The problem:
Your task is to give the data again, exactly, with every line intact.

Records from a collection:
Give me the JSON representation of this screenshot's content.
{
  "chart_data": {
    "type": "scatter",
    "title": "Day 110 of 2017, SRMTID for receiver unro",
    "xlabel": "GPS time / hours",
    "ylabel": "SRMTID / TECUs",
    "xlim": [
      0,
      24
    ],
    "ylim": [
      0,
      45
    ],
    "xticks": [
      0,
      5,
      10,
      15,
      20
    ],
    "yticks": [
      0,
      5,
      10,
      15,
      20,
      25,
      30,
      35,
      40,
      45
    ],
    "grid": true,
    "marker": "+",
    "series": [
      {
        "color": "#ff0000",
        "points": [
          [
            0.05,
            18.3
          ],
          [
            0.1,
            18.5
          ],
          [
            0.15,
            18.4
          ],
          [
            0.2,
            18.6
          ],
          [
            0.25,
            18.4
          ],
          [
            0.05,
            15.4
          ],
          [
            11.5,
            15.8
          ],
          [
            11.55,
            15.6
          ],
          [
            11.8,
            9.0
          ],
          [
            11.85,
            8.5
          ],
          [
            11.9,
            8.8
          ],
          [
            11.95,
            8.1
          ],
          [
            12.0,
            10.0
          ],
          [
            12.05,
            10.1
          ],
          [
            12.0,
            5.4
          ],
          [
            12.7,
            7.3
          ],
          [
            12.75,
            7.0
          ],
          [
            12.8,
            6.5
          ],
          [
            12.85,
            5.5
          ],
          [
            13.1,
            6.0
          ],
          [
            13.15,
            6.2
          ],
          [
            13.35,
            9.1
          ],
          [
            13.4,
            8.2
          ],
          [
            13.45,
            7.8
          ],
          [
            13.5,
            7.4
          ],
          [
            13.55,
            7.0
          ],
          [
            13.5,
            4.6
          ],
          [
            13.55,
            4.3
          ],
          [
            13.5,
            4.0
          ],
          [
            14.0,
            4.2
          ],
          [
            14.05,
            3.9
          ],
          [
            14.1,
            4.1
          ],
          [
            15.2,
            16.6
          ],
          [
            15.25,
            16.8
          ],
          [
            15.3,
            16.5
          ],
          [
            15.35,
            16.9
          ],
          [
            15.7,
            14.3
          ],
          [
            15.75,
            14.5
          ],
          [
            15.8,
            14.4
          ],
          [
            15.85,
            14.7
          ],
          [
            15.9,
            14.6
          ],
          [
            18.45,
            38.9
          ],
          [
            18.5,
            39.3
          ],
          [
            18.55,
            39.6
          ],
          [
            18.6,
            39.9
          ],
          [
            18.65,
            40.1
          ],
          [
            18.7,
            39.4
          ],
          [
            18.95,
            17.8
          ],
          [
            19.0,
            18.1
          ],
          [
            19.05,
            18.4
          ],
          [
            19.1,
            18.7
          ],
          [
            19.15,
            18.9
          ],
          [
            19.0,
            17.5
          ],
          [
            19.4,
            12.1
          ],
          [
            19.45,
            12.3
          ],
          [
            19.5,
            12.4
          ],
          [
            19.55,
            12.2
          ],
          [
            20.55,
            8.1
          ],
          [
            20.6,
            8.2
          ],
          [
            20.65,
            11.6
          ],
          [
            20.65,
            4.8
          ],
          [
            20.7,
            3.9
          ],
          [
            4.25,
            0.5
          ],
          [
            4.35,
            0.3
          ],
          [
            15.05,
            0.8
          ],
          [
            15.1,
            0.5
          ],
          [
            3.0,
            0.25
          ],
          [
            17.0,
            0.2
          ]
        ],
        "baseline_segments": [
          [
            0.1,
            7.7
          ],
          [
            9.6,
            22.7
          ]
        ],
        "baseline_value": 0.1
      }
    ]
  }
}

Reply to the task:
Give me the JSON representation of this screenshot's content.
{
  "chart_data": {
    "type": "scatter",
    "title": "Day 110 of 2017, SRMTID for receiver unro",
    "xlabel": "GPS time / hours",
    "ylabel": "SRMTID / TECUs",
    "xlim": [
      0,
      24
    ],
    "ylim": [
      0,
      45
    ],
    "xticks": [
      0,
      5,
      10,
      15,
      20
    ],
    "yticks": [
      0,
      5,
      10,
      15,
      20,
      25,
      30,
      35,
      40,
      45
    ],
    "grid": true,
    "marker": "+",
    "series": [
      {
        "color": "#ff0000",
        "points": [
          [
            0.05,
            18.3
          ],
          [
            0.1,
            18.5
          ],
          [
            0.15,
            18.4
          ],
          [
            0.2,
            18.6
          ],
          [
            0.25,
            18.4
          ],
          [
            0.05,
            15.4
          ],
          [
            11.5,
            15.8
          ],
          [
            11.55,
            15.6
          ],
          [
            11.8,
            9.0
          ],
          [
            11.85,
            8.5
          ],
          [
            11.9,
            8.8
          ],
          [
            11.95,
            8.1
          ],
          [
            12.0,
            10.0
          ],
          [
            12.05,
            10.1
          ],
          [
            12.0,
            5.4
          ],
          [
            12.7,
            7.3
          ],
          [
            12.75,
            7.0
          ],
          [
            12.8,
            6.5
          ],
          [
            12.85,
            5.5
          ],
          [
            13.1,
            6.0
          ],
          [
            13.15,
            6.2
          ],
          [
            13.35,
            9.1
          ],
          [
            13.4,
            8.2
          ],
          [
            13.45,
            7.8
          ],
          [
            13.5,
            7.4
          ],
          [
            13.55,
            7.0
          ],
          [
            13.5,
            4.6
          ],
          [
            13.55,
            4.3
          ],
          [
            13.5,
            4.0
          ],
          [
            14.0,
            4.2
          ],
          [
            14.05,
            3.9
          ],
          [
            14.1,
            4.1
          ],
          [
            15.2,
            16.6
          ],
          [
            15.25,
            16.8
          ],
          [
            15.3,
            16.5
          ],
          [
            15.35,
            16.9
          ],
          [
            15.7,
            14.3
          ],
          [
            15.75,
            14.5
          ],
          [
            15.8,
            14.4
          ],
          [
            15.85,
            14.7
          ],
          [
            15.9,
            14.6
          ],
          [
            18.45,
            38.9
          ],
          [
            18.5,
            39.3
          ],
          [
            18.55,
            39.6
          ],
          [
            18.6,
            39.9
          ],
          [
            18.65,
            40.1
          ],
          [
            18.7,
            39.4
          ],
          [
            18.95,
            17.8
          ],
          [
            19.0,
            18.1
          ],
          [
            19.05,
            18.4
          ],
          [
            19.1,
            18.7
          ],
          [
            19.15,
            18.9
          ],
          [
            19.0,
            17.5
          ],
          [
            19.4,
            12.1
          ],
          [
            19.45,
            12.3
          ],
          [
            19.5,
            12.4
          ],
          [
            19.55,
            12.2
          ],
          [
            20.55,
            8.1
          ],
          [
            20.6,
            8.2
          ],
          [
            20.65,
            11.6
          ],
          [
            20.65,
            4.8
          ],
          [
            20.7,
            3.9
          ],
          [
            4.25,
            0.5
          ],
          [
            4.35,
            0.3
          ],
          [
            15.05,
            0.8
          ],
          [
            15.1,
            0.5
          ],
          [
            3.0,
            0.25
          ],
          [
            17.0,
            0.2
          ]
        ],
        "baseline_segments": [
          [
            0.1,
            7.7
          ],
          [
            9.6,
            22.7
          ]
        ],
        "baseline_value": 0.1
      }
    ]
  }
}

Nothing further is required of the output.